• [STATED GOAL] Among the lines below, list those containing the string "CQNN".

* Begin TASK INPUT *

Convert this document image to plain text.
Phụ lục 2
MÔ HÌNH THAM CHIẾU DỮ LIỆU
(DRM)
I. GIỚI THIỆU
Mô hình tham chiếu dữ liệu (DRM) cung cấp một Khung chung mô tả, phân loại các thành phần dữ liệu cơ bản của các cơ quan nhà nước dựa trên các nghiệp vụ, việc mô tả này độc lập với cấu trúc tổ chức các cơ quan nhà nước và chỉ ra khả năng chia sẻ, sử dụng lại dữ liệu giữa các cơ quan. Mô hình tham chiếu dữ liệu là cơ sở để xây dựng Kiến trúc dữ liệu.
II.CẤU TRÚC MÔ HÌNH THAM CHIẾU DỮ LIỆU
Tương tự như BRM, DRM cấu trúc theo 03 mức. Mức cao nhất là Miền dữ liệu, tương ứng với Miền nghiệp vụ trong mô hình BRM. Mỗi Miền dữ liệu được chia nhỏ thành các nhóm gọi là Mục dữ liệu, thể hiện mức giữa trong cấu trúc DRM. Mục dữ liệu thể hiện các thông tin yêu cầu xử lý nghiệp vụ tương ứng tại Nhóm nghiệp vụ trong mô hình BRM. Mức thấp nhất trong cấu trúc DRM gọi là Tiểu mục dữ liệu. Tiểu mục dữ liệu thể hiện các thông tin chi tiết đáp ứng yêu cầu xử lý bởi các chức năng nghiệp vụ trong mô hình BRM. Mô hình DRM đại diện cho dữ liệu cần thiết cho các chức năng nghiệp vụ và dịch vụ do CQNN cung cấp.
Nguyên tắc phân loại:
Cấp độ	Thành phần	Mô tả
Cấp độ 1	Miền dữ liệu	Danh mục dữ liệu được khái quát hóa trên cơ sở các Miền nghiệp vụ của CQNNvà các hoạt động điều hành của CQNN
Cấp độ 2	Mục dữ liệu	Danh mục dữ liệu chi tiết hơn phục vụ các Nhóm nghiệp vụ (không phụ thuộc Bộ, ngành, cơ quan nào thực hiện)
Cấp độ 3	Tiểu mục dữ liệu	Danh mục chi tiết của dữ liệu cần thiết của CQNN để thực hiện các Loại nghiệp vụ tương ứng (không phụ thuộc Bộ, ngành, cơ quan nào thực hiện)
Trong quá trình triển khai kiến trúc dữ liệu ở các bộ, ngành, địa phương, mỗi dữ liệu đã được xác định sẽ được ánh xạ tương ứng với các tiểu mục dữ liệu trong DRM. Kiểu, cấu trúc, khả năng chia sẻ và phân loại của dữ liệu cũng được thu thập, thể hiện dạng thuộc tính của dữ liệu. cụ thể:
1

* End TASK INPUT *

• [EXERCISE SOLUTION]
Tương tự như BRM, DRM cấu trúc theo 03 mức. Mức cao nhất là Miền dữ liệu, tương ứng với Miền nghiệp vụ trong mô hình BRM. Mỗi Miền dữ liệu được chia nhỏ thành các nhóm gọi là Mục dữ liệu, thể hiện mức giữa trong cấu trúc DRM. Mục dữ liệu thể hiện các thông tin yêu cầu xử lý nghiệp vụ tương ứng tại Nhóm nghiệp vụ trong mô hình BRM. Mức thấp nhất trong cấu trúc DRM gọi là Tiểu mục dữ liệu. Tiểu mục dữ liệu thể hiện các thông tin chi tiết đáp ứng yêu cầu xử lý bởi các chức năng nghiệp vụ trong mô hình BRM. Mô hình DRM đại diện cho dữ liệu cần thiết cho các chức năng nghiệp vụ và dịch vụ do CQNN cung cấp.
Cấp độ 1	Miền dữ liệu	Danh mục dữ liệu được khái quát hóa trên cơ sở các Miền nghiệp vụ của CQNNvà các hoạt động điều hành của CQNN
Cấp độ 3	Tiểu mục dữ liệu	Danh mục chi tiết của dữ liệu cần thiết của CQNN để thực hiện các Loại nghiệp vụ tương ứng (không phụ thuộc Bộ, ngành, cơ quan nào thực hiện)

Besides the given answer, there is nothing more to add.